— Start Supplied material —

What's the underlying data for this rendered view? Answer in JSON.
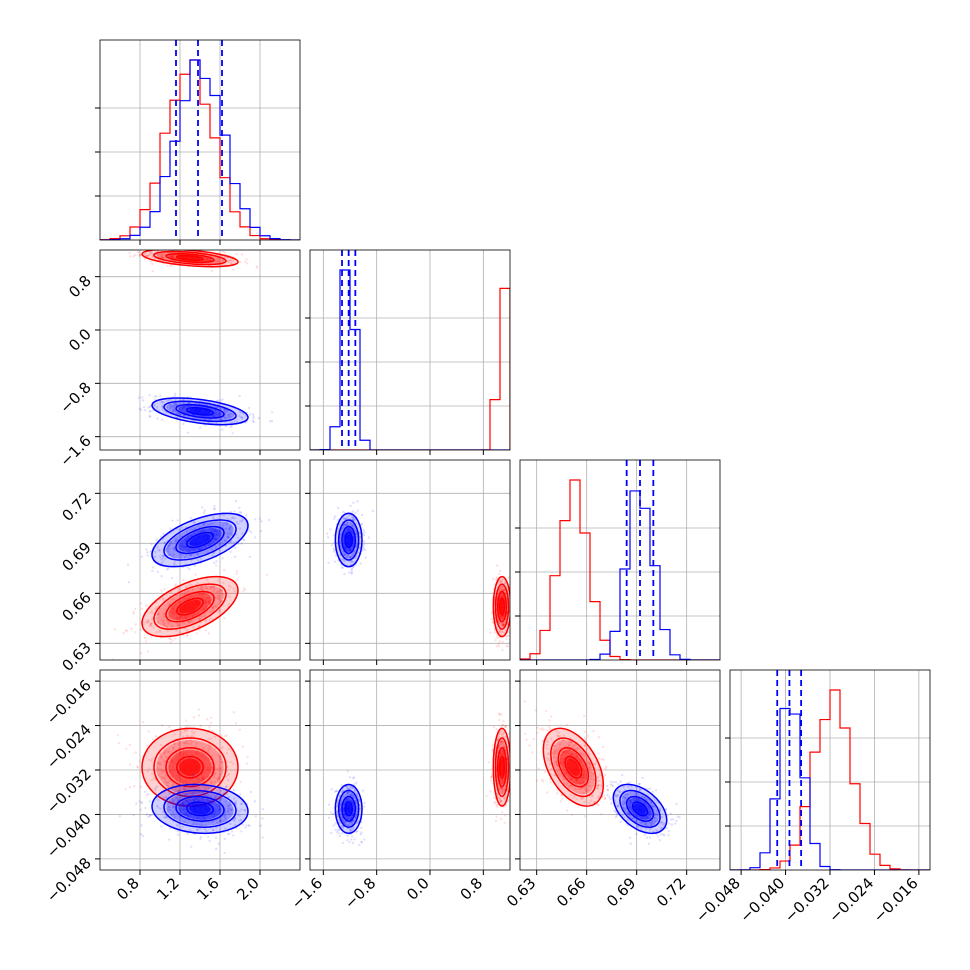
{
  "colors": {
    "red": "#ff0000",
    "blue": "#0000ff",
    "grid": "#b0b0b0",
    "axis": "#000000"
  },
  "chart_data": [
    {
      "type": "corner",
      "description_of_layout": "lower-triangular grid",
      "n_params": 4,
      "params": [
        {
          "ticks": [
            "0.8",
            "1.2",
            "1.6",
            "2.0"
          ],
          "tick_values": [
            0.8,
            1.2,
            1.6,
            2.0
          ],
          "range": [
            0.4,
            2.4
          ]
        },
        {
          "ticks": [
            "−1.6",
            "−0.8",
            "0.0",
            "0.8"
          ],
          "tick_values": [
            -1.6,
            -0.8,
            0.0,
            0.8
          ],
          "range": [
            -1.8,
            1.2
          ]
        },
        {
          "ticks": [
            "0.63",
            "0.66",
            "0.69",
            "0.72"
          ],
          "tick_values": [
            0.63,
            0.66,
            0.69,
            0.72
          ],
          "range": [
            0.62,
            0.74
          ]
        },
        {
          "ticks": [
            "−0.048",
            "−0.040",
            "−0.032",
            "−0.024",
            "−0.016"
          ],
          "tick_values": [
            -0.048,
            -0.04,
            -0.032,
            -0.024,
            -0.016
          ],
          "range": [
            -0.05,
            -0.014
          ]
        }
      ],
      "series": [
        {
          "color_key": "red",
          "means": [
            1.3,
            1.08,
            0.652,
            -0.0315
          ],
          "sds": [
            0.24,
            0.065,
            0.009,
            0.0035
          ],
          "corr": [
            [
              0,
              1,
              -0.45
            ],
            [
              0,
              2,
              0.55
            ],
            [
              0,
              3,
              0.0
            ],
            [
              2,
              3,
              -0.45
            ]
          ]
        },
        {
          "color_key": "blue",
          "means": [
            1.4,
            -1.22,
            0.692,
            -0.039
          ],
          "sds": [
            0.24,
            0.1,
            0.008,
            0.0022
          ],
          "corr": [
            [
              0,
              1,
              -0.45
            ],
            [
              0,
              2,
              0.55
            ],
            [
              0,
              3,
              -0.1
            ],
            [
              2,
              3,
              -0.45
            ]
          ]
        }
      ],
      "quantile_lines": {
        "color_key": "blue",
        "values": [
          [
            1.16,
            1.38,
            1.62
          ],
          [
            -1.32,
            -1.22,
            -1.12
          ],
          [
            0.684,
            0.692,
            0.7
          ],
          [
            -0.0415,
            -0.0393,
            -0.0372
          ]
        ]
      },
      "grid": true
    }
  ]
}
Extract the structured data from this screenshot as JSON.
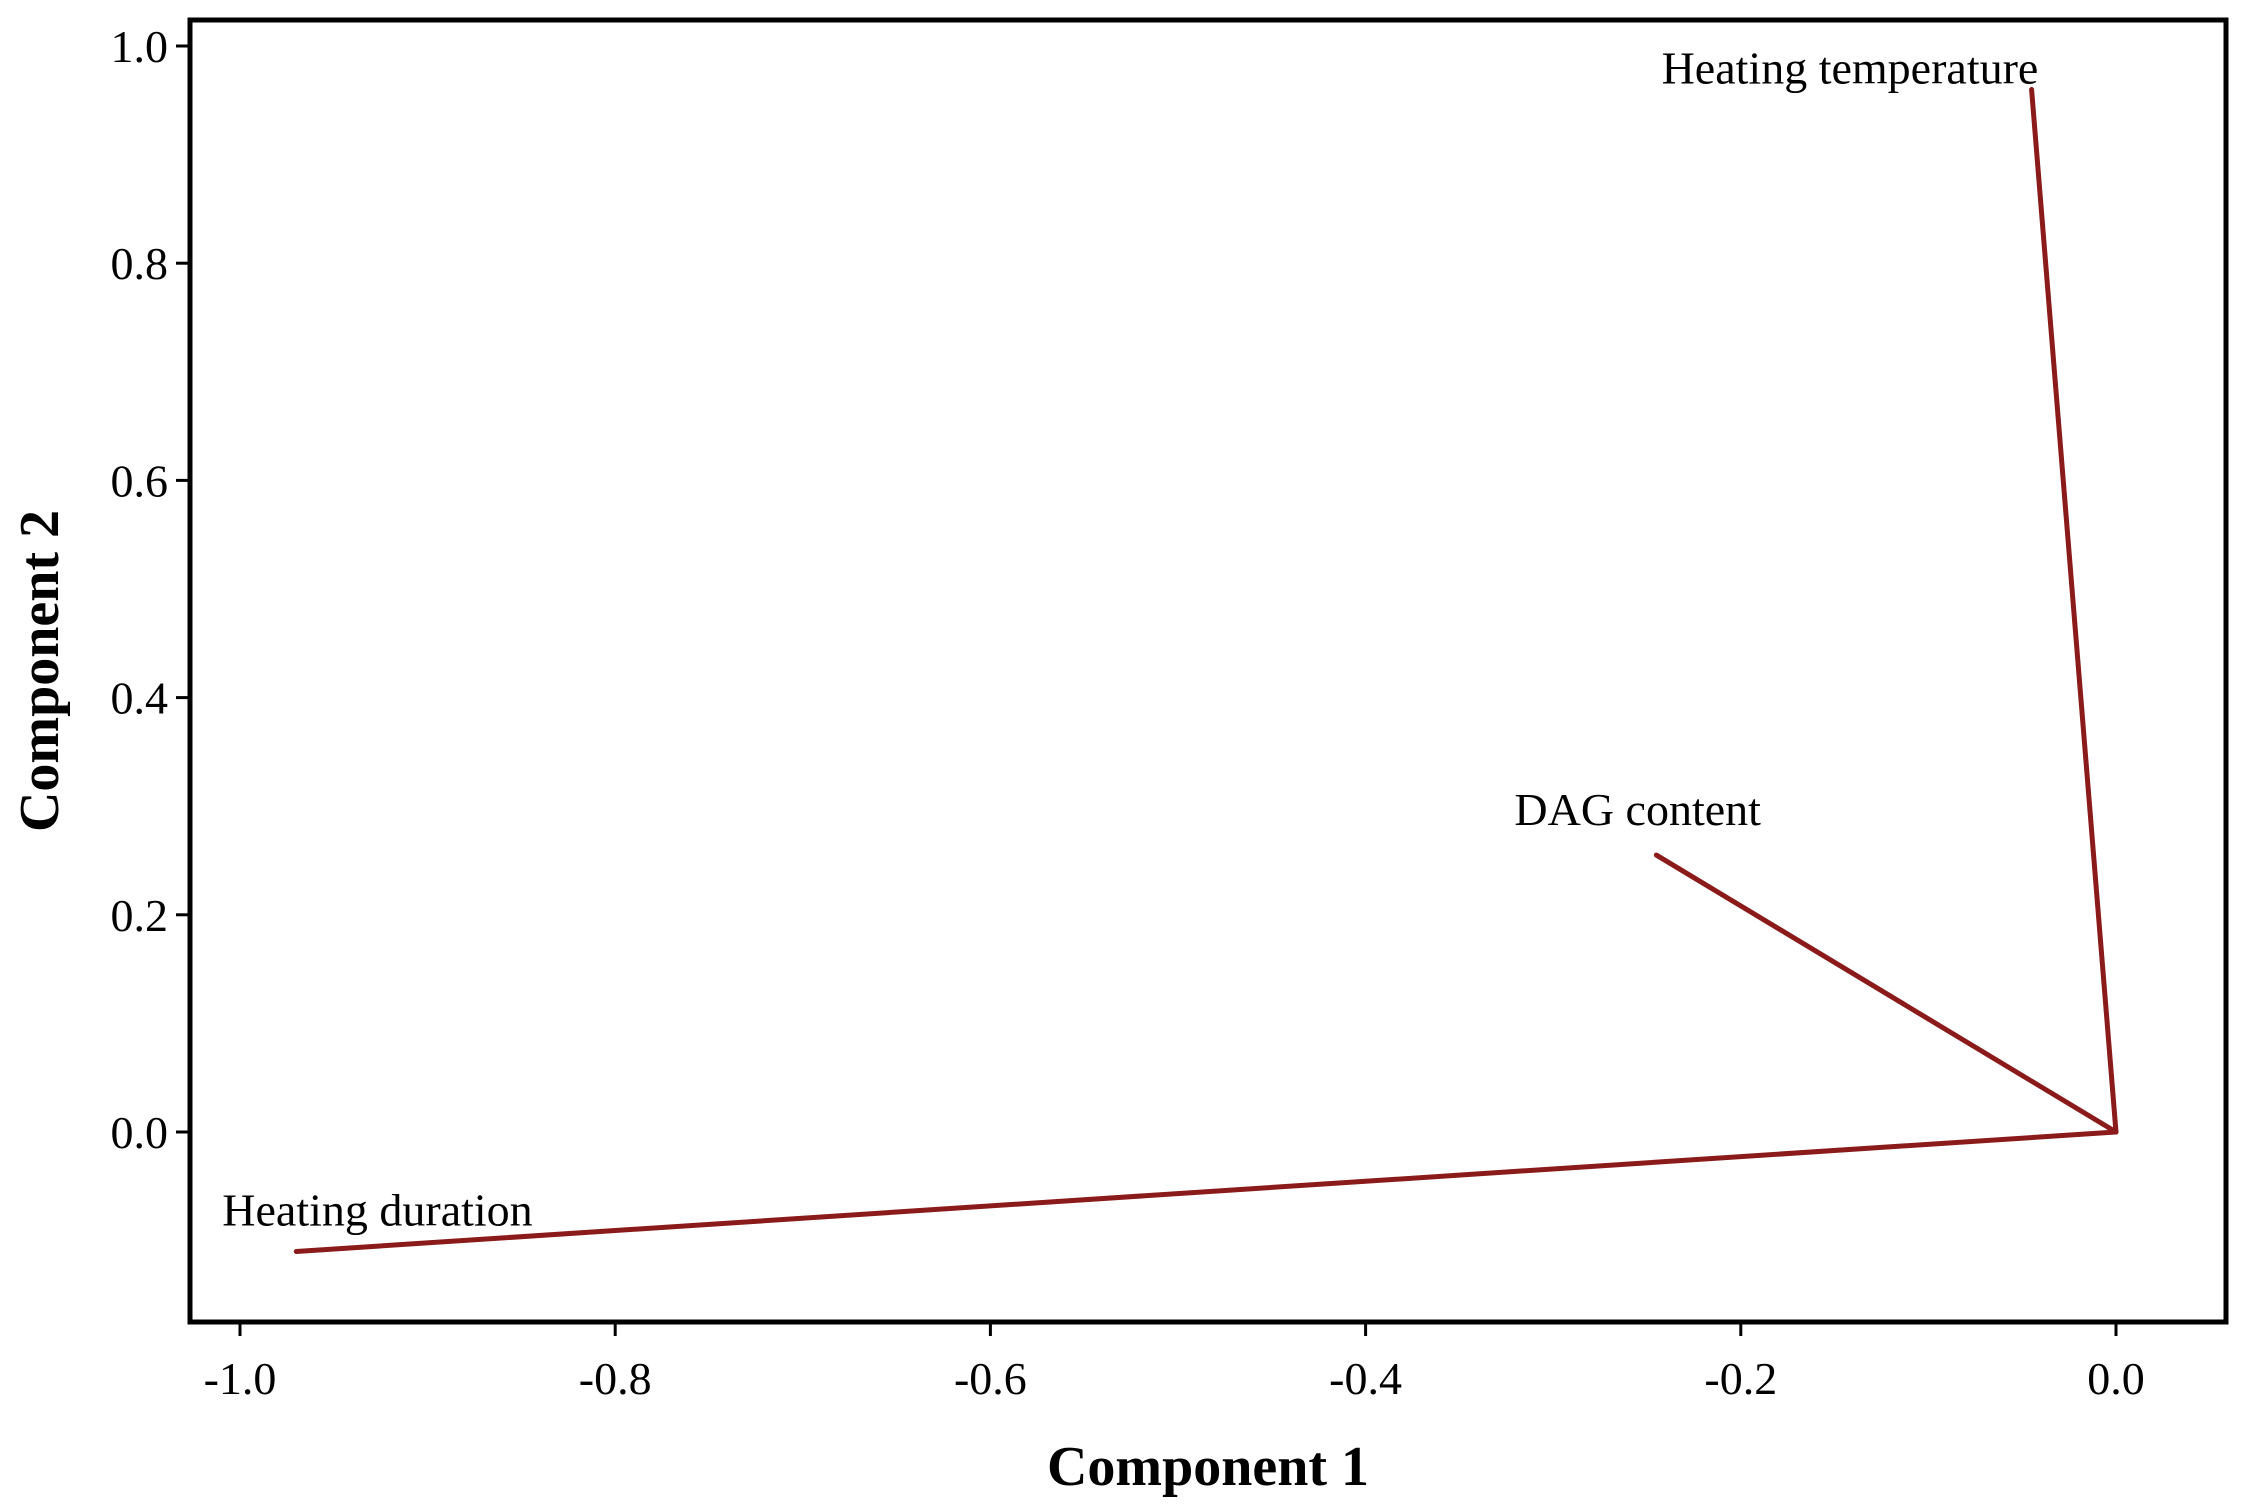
{
  "chart_data": {
    "type": "line",
    "subtype": "loading-vectors",
    "title": "",
    "xlabel": "Component 1",
    "ylabel": "Component 2",
    "xlim": [
      -1.05,
      0.1
    ],
    "ylim": [
      -0.17,
      1.02
    ],
    "x_ticks": [
      -1.0,
      -0.8,
      -0.6,
      -0.4,
      -0.2,
      0.0
    ],
    "x_tick_labels": [
      "-1.0",
      "-0.8",
      "-0.6",
      "-0.4",
      "-0.2",
      "0.0"
    ],
    "y_ticks": [
      0.0,
      0.2,
      0.4,
      0.6,
      0.8,
      1.0
    ],
    "y_tick_labels": [
      "0.0",
      "0.2",
      "0.4",
      "0.6",
      "0.8",
      "1.0"
    ],
    "grid": false,
    "line_color": "#8b1a1a",
    "origin": {
      "x": 0.0,
      "y": 0.0
    },
    "series": [
      {
        "name": "Heating temperature",
        "x": -0.045,
        "y": 0.96
      },
      {
        "name": "DAG content",
        "x": -0.245,
        "y": 0.255
      },
      {
        "name": "Heating duration",
        "x": -0.97,
        "y": -0.11
      }
    ]
  }
}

— End Supplied material —

The lines to be quoted run from the line containing "Extract the structured" through the end of the entries above, both included; quote them exactly and leave out any pictures.

Extract the structured data from this screenshot as JSON.
{
  "chart_data": {
    "type": "line",
    "subtype": "loading-vectors",
    "title": "",
    "xlabel": "Component 1",
    "ylabel": "Component 2",
    "xlim": [
      -1.05,
      0.1
    ],
    "ylim": [
      -0.17,
      1.02
    ],
    "x_ticks": [
      -1.0,
      -0.8,
      -0.6,
      -0.4,
      -0.2,
      0.0
    ],
    "x_tick_labels": [
      "-1.0",
      "-0.8",
      "-0.6",
      "-0.4",
      "-0.2",
      "0.0"
    ],
    "y_ticks": [
      0.0,
      0.2,
      0.4,
      0.6,
      0.8,
      1.0
    ],
    "y_tick_labels": [
      "0.0",
      "0.2",
      "0.4",
      "0.6",
      "0.8",
      "1.0"
    ],
    "grid": false,
    "line_color": "#8b1a1a",
    "origin": {
      "x": 0.0,
      "y": 0.0
    },
    "series": [
      {
        "name": "Heating temperature",
        "x": -0.045,
        "y": 0.96
      },
      {
        "name": "DAG content",
        "x": -0.245,
        "y": 0.255
      },
      {
        "name": "Heating duration",
        "x": -0.97,
        "y": -0.11
      }
    ]
  }
}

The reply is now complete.